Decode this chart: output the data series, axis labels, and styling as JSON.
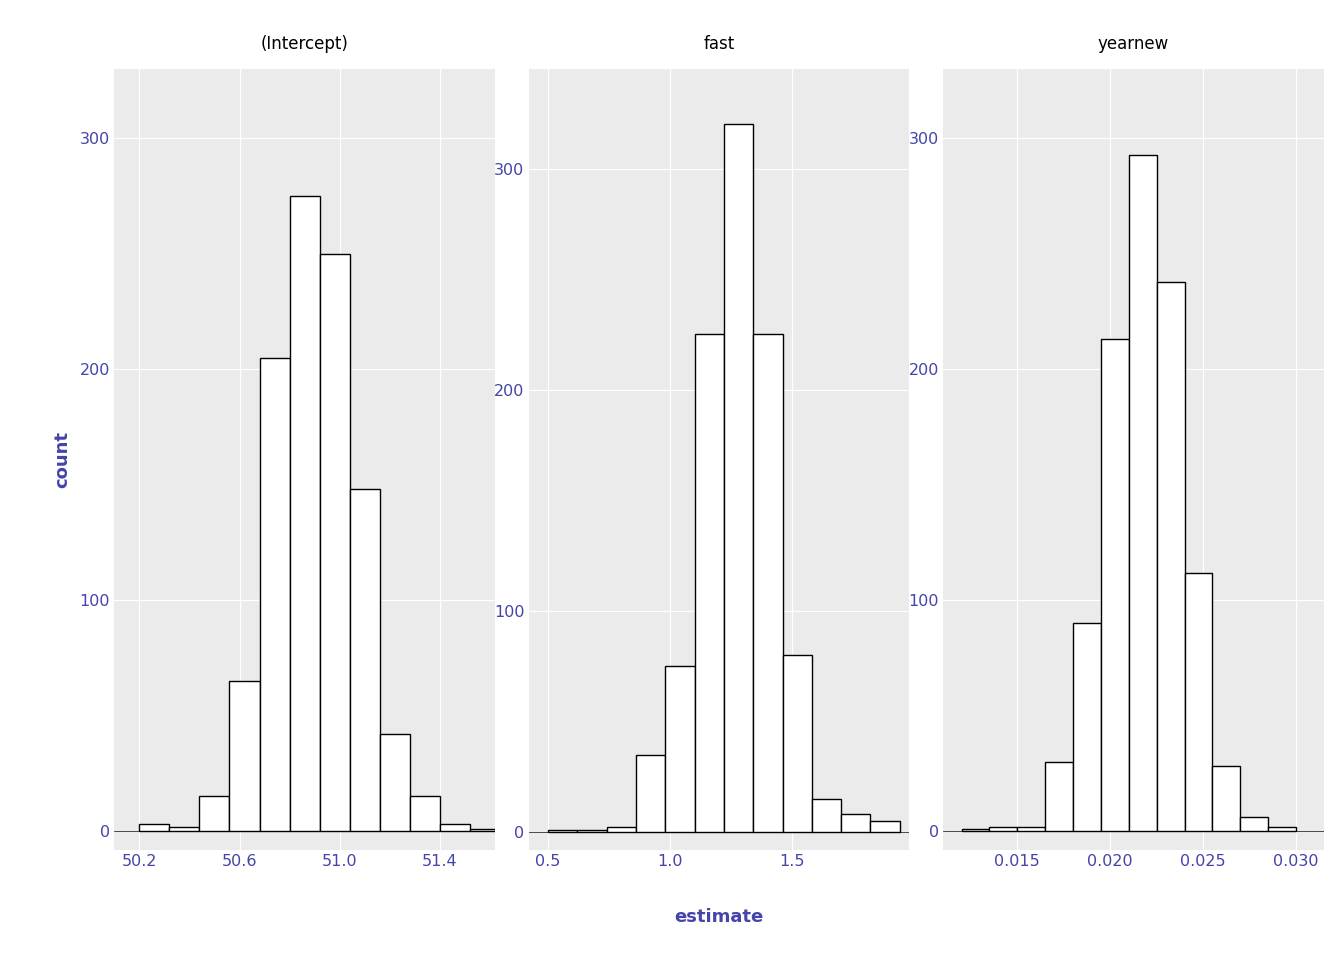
{
  "panels": [
    {
      "title": "(Intercept)",
      "bar_lefts": [
        50.2,
        50.32,
        50.44,
        50.56,
        50.68,
        50.8,
        50.92,
        51.04,
        51.16,
        51.28,
        51.4,
        51.52
      ],
      "bar_heights": [
        3,
        2,
        15,
        65,
        205,
        275,
        250,
        148,
        42,
        15,
        3,
        1
      ],
      "bar_width": 0.12,
      "xlim": [
        50.1,
        51.62
      ],
      "xticks": [
        50.2,
        50.6,
        51.0,
        51.4
      ],
      "xticklabels": [
        "50.2",
        "50.6",
        "51.0",
        "51.4"
      ],
      "ylim": [
        -8,
        330
      ],
      "yticks": [
        0,
        100,
        200,
        300
      ],
      "yticklabels": [
        "0",
        "100",
        "200",
        "300"
      ]
    },
    {
      "title": "fast",
      "bar_lefts": [
        0.5,
        0.62,
        0.74,
        0.86,
        0.98,
        1.1,
        1.22,
        1.34,
        1.46,
        1.58,
        1.7,
        1.82
      ],
      "bar_heights": [
        1,
        1,
        2,
        35,
        75,
        225,
        320,
        225,
        80,
        15,
        8,
        5
      ],
      "bar_width": 0.12,
      "xlim": [
        0.42,
        1.98
      ],
      "xticks": [
        0.5,
        1.0,
        1.5
      ],
      "xticklabels": [
        "0.5",
        "1.0",
        "1.5"
      ],
      "ylim": [
        -8,
        345
      ],
      "yticks": [
        0,
        100,
        200,
        300
      ],
      "yticklabels": [
        "0",
        "100",
        "200",
        "300"
      ]
    },
    {
      "title": "yearnew",
      "bar_lefts": [
        0.012,
        0.0135,
        0.015,
        0.0165,
        0.018,
        0.0195,
        0.021,
        0.0225,
        0.024,
        0.0255,
        0.027,
        0.0285
      ],
      "bar_heights": [
        1,
        2,
        2,
        30,
        90,
        213,
        293,
        238,
        112,
        28,
        6,
        2
      ],
      "bar_width": 0.0015,
      "xlim": [
        0.011,
        0.0315
      ],
      "xticks": [
        0.015,
        0.02,
        0.025,
        0.03
      ],
      "xticklabels": [
        "0.015",
        "0.020",
        "0.025",
        "0.030"
      ],
      "ylim": [
        -8,
        330
      ],
      "yticks": [
        0,
        100,
        200,
        300
      ],
      "yticklabels": [
        "0",
        "100",
        "200",
        "300"
      ]
    }
  ],
  "ylabel": "count",
  "xlabel": "estimate",
  "bg_color": "#EBEBEB",
  "bar_facecolor": "white",
  "bar_edgecolor": "black",
  "panel_header_color": "#D3D3D3",
  "title_color": "black",
  "axis_label_color": "#4444AA",
  "tick_color": "#4444AA",
  "grid_color": "white",
  "figure_bg": "#FFFFFF"
}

◆ ◆ ◆

Set problem – Give the entries again word for word, but skip the pictures.

Result of the task –
Decode this chart: output the data series, axis labels, and styling as JSON.
{
  "panels": [
    {
      "title": "(Intercept)",
      "bar_lefts": [
        50.2,
        50.32,
        50.44,
        50.56,
        50.68,
        50.8,
        50.92,
        51.04,
        51.16,
        51.28,
        51.4,
        51.52
      ],
      "bar_heights": [
        3,
        2,
        15,
        65,
        205,
        275,
        250,
        148,
        42,
        15,
        3,
        1
      ],
      "bar_width": 0.12,
      "xlim": [
        50.1,
        51.62
      ],
      "xticks": [
        50.2,
        50.6,
        51.0,
        51.4
      ],
      "xticklabels": [
        "50.2",
        "50.6",
        "51.0",
        "51.4"
      ],
      "ylim": [
        -8,
        330
      ],
      "yticks": [
        0,
        100,
        200,
        300
      ],
      "yticklabels": [
        "0",
        "100",
        "200",
        "300"
      ]
    },
    {
      "title": "fast",
      "bar_lefts": [
        0.5,
        0.62,
        0.74,
        0.86,
        0.98,
        1.1,
        1.22,
        1.34,
        1.46,
        1.58,
        1.7,
        1.82
      ],
      "bar_heights": [
        1,
        1,
        2,
        35,
        75,
        225,
        320,
        225,
        80,
        15,
        8,
        5
      ],
      "bar_width": 0.12,
      "xlim": [
        0.42,
        1.98
      ],
      "xticks": [
        0.5,
        1.0,
        1.5
      ],
      "xticklabels": [
        "0.5",
        "1.0",
        "1.5"
      ],
      "ylim": [
        -8,
        345
      ],
      "yticks": [
        0,
        100,
        200,
        300
      ],
      "yticklabels": [
        "0",
        "100",
        "200",
        "300"
      ]
    },
    {
      "title": "yearnew",
      "bar_lefts": [
        0.012,
        0.0135,
        0.015,
        0.0165,
        0.018,
        0.0195,
        0.021,
        0.0225,
        0.024,
        0.0255,
        0.027,
        0.0285
      ],
      "bar_heights": [
        1,
        2,
        2,
        30,
        90,
        213,
        293,
        238,
        112,
        28,
        6,
        2
      ],
      "bar_width": 0.0015,
      "xlim": [
        0.011,
        0.0315
      ],
      "xticks": [
        0.015,
        0.02,
        0.025,
        0.03
      ],
      "xticklabels": [
        "0.015",
        "0.020",
        "0.025",
        "0.030"
      ],
      "ylim": [
        -8,
        330
      ],
      "yticks": [
        0,
        100,
        200,
        300
      ],
      "yticklabels": [
        "0",
        "100",
        "200",
        "300"
      ]
    }
  ],
  "ylabel": "count",
  "xlabel": "estimate",
  "bg_color": "#EBEBEB",
  "bar_facecolor": "white",
  "bar_edgecolor": "black",
  "panel_header_color": "#D3D3D3",
  "title_color": "black",
  "axis_label_color": "#4444AA",
  "tick_color": "#4444AA",
  "grid_color": "white",
  "figure_bg": "#FFFFFF"
}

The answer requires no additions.